Stored data entries

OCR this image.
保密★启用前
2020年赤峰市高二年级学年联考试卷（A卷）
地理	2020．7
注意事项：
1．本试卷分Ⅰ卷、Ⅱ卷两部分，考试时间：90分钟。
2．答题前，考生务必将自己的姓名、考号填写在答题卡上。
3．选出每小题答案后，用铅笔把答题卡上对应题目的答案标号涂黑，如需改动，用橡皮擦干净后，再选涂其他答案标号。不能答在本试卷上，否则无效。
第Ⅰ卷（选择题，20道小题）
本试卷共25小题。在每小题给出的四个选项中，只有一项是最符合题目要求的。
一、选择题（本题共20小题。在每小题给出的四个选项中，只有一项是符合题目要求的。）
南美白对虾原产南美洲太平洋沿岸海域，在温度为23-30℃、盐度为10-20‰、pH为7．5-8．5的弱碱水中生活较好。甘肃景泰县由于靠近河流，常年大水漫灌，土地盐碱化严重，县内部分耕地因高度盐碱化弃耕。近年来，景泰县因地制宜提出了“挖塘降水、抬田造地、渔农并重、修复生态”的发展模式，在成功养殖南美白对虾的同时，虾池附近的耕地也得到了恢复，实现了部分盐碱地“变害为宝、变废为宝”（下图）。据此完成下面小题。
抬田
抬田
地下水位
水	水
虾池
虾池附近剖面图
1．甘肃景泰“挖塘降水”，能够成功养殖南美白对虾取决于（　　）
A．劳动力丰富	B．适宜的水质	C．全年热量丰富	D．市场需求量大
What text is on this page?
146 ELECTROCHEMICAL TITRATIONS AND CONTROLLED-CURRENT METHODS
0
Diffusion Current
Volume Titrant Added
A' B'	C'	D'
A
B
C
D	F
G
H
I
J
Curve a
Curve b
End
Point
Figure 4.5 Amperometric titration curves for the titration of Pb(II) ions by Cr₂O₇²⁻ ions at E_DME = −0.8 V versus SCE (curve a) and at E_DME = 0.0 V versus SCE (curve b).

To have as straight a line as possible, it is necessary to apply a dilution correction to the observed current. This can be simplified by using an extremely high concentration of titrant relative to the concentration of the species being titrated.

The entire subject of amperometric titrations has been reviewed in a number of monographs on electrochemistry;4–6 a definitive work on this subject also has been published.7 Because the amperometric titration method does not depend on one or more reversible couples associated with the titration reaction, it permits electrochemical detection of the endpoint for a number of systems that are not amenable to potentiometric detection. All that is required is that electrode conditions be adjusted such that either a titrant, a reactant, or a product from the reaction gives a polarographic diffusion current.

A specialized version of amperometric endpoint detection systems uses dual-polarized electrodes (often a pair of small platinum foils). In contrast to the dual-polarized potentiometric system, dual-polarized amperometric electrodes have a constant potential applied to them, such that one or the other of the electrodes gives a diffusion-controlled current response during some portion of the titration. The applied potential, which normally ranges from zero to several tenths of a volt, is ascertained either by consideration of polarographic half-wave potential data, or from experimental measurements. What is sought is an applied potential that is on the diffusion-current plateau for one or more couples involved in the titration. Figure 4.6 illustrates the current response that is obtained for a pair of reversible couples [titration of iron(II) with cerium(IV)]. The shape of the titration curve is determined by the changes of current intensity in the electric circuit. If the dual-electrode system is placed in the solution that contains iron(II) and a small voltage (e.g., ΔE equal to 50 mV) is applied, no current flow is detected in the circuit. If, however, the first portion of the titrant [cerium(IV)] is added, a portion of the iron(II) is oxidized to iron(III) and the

#### Task prompt
Gather, from the listing above, every line carrying the word "在每小题给出的四个选项中".

#### Right answer
本试卷共25小题。在每小题给出的四个选项中，只有一项是最符合题目要求的。
一、选择题（本题共20小题。在每小题给出的四个选项中，只有一项是符合题目要求的。）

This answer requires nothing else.